> [Directions for this task]
The records are to be restated in their entirety, word for word.

> [Material for the task]
:::::

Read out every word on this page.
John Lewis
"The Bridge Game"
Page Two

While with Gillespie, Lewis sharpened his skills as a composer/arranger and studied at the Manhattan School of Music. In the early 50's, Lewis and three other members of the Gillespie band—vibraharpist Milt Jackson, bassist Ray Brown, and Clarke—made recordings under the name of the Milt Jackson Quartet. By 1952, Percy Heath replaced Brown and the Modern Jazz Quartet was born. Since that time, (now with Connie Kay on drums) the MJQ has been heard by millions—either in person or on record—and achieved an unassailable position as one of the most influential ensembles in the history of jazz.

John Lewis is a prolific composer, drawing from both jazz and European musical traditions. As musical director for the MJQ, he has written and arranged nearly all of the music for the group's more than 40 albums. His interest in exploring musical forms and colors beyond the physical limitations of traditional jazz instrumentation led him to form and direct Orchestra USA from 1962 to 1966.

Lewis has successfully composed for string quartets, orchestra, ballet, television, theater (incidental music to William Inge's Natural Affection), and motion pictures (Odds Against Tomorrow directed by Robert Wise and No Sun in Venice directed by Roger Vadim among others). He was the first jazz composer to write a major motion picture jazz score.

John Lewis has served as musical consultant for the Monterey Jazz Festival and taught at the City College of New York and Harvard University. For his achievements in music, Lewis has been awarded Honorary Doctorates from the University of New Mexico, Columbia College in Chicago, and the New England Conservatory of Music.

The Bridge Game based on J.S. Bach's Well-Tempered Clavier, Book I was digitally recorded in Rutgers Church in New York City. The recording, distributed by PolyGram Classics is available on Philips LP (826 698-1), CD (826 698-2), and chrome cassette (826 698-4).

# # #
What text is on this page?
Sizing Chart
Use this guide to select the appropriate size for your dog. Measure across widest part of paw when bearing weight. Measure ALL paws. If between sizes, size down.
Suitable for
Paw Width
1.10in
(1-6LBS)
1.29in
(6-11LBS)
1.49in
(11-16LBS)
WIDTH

:::::

> [Reply to the task]
Read out every word on this page.
John Lewis
"The Bridge Game"
Page Two

While with Gillespie, Lewis sharpened his skills as a composer/arranger and studied at the Manhattan School of Music. In the early 50's, Lewis and three other members of the Gillespie band—vibraharpist Milt Jackson, bassist Ray Brown, and Clarke—made recordings under the name of the Milt Jackson Quartet. By 1952, Percy Heath replaced Brown and the Modern Jazz Quartet was born. Since that time, (now with Connie Kay on drums) the MJQ has been heard by millions—either in person or on record—and achieved an unassailable position as one of the most influential ensembles in the history of jazz.

John Lewis is a prolific composer, drawing from both jazz and European musical traditions. As musical director for the MJQ, he has written and arranged nearly all of the music for the group's more than 40 albums. His interest in exploring musical forms and colors beyond the physical limitations of traditional jazz instrumentation led him to form and direct Orchestra USA from 1962 to 1966.

Lewis has successfully composed for string quartets, orchestra, ballet, television, theater (incidental music to William Inge's Natural Affection), and motion pictures (Odds Against Tomorrow directed by Robert Wise and No Sun in Venice directed by Roger Vadim among others). He was the first jazz composer to write a major motion picture jazz score.

John Lewis has served as musical consultant for the Monterey Jazz Festival and taught at the City College of New York and Harvard University. For his achievements in music, Lewis has been awarded Honorary Doctorates from the University of New Mexico, Columbia College in Chicago, and the New England Conservatory of Music.

The Bridge Game based on J.S. Bach's Well-Tempered Clavier, Book I was digitally recorded in Rutgers Church in New York City. The recording, distributed by PolyGram Classics is available on Philips LP (826 698-1), CD (826 698-2), and chrome cassette (826 698-4).

# # #
What text is on this page?
Sizing Chart
Use this guide to select the appropriate size for your dog. Measure across widest part of paw when bearing weight. Measure ALL paws. If between sizes, size down.
Suitable for
Paw Width
1.10in
(1-6LBS)
1.29in
(6-11LBS)
1.49in
(11-16LBS)
WIDTH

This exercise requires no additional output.